**Requirement:** Reproduce the listing below in its entirety. Change nothing.

**Records supplied:**
- - - - -

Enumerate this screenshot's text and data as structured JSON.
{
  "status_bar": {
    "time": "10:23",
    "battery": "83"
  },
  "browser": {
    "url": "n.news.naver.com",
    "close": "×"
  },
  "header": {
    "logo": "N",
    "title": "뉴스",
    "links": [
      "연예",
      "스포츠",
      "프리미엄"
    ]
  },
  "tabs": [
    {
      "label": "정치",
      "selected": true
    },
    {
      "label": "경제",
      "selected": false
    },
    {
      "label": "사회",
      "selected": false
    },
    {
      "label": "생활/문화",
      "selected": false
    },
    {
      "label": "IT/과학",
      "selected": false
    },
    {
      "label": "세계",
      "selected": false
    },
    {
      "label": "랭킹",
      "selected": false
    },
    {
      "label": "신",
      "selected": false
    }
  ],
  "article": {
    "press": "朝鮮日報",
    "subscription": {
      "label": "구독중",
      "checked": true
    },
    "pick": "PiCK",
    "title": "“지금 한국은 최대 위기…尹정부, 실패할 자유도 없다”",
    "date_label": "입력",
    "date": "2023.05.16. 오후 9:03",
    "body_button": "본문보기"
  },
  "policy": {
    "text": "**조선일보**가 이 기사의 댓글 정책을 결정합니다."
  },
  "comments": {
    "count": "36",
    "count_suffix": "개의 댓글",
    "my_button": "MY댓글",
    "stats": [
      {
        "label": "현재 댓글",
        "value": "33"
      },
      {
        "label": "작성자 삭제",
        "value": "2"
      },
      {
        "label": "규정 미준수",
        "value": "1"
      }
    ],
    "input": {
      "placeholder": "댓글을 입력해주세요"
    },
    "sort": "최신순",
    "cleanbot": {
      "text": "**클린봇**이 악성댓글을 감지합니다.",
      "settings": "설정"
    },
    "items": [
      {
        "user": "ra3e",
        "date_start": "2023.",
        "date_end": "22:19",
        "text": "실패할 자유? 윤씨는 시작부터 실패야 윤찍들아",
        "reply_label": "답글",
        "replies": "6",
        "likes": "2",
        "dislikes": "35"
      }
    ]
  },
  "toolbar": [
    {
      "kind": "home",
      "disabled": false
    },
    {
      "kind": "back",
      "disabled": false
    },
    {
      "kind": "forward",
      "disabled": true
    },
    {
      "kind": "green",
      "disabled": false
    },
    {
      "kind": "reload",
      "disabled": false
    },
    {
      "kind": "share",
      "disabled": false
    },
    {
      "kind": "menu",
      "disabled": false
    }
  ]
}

- - - - -

**Answer below:**
Enumerate this screenshot's text and data as structured JSON.
{
  "status_bar": {
    "time": "10:23",
    "battery": "83"
  },
  "browser": {
    "url": "n.news.naver.com",
    "close": "×"
  },
  "header": {
    "logo": "N",
    "title": "뉴스",
    "links": [
      "연예",
      "스포츠",
      "프리미엄"
    ]
  },
  "tabs": [
    {
      "label": "정치",
      "selected": true
    },
    {
      "label": "경제",
      "selected": false
    },
    {
      "label": "사회",
      "selected": false
    },
    {
      "label": "생활/문화",
      "selected": false
    },
    {
      "label": "IT/과학",
      "selected": false
    },
    {
      "label": "세계",
      "selected": false
    },
    {
      "label": "랭킹",
      "selected": false
    },
    {
      "label": "신",
      "selected": false
    }
  ],
  "article": {
    "press": "朝鮮日報",
    "subscription": {
      "label": "구독중",
      "checked": true
    },
    "pick": "PiCK",
    "title": "“지금 한국은 최대 위기…尹정부, 실패할 자유도 없다”",
    "date_label": "입력",
    "date": "2023.05.16. 오후 9:03",
    "body_button": "본문보기"
  },
  "policy": {
    "text": "**조선일보**가 이 기사의 댓글 정책을 결정합니다."
  },
  "comments": {
    "count": "36",
    "count_suffix": "개의 댓글",
    "my_button": "MY댓글",
    "stats": [
      {
        "label": "현재 댓글",
        "value": "33"
      },
      {
        "label": "작성자 삭제",
        "value": "2"
      },
      {
        "label": "규정 미준수",
        "value": "1"
      }
    ],
    "input": {
      "placeholder": "댓글을 입력해주세요"
    },
    "sort": "최신순",
    "cleanbot": {
      "text": "**클린봇**이 악성댓글을 감지합니다.",
      "settings": "설정"
    },
    "items": [
      {
        "user": "ra3e",
        "date_start": "2023.",
        "date_end": "22:19",
        "text": "실패할 자유? 윤씨는 시작부터 실패야 윤찍들아",
        "reply_label": "답글",
        "replies": "6",
        "likes": "2",
        "dislikes": "35"
      }
    ]
  },
  "toolbar": [
    {
      "kind": "home",
      "disabled": false
    },
    {
      "kind": "back",
      "disabled": false
    },
    {
      "kind": "forward",
      "disabled": true
    },
    {
      "kind": "green",
      "disabled": false
    },
    {
      "kind": "reload",
      "disabled": false
    },
    {
      "kind": "share",
      "disabled": false
    },
    {
      "kind": "menu",
      "disabled": false
    }
  ]
}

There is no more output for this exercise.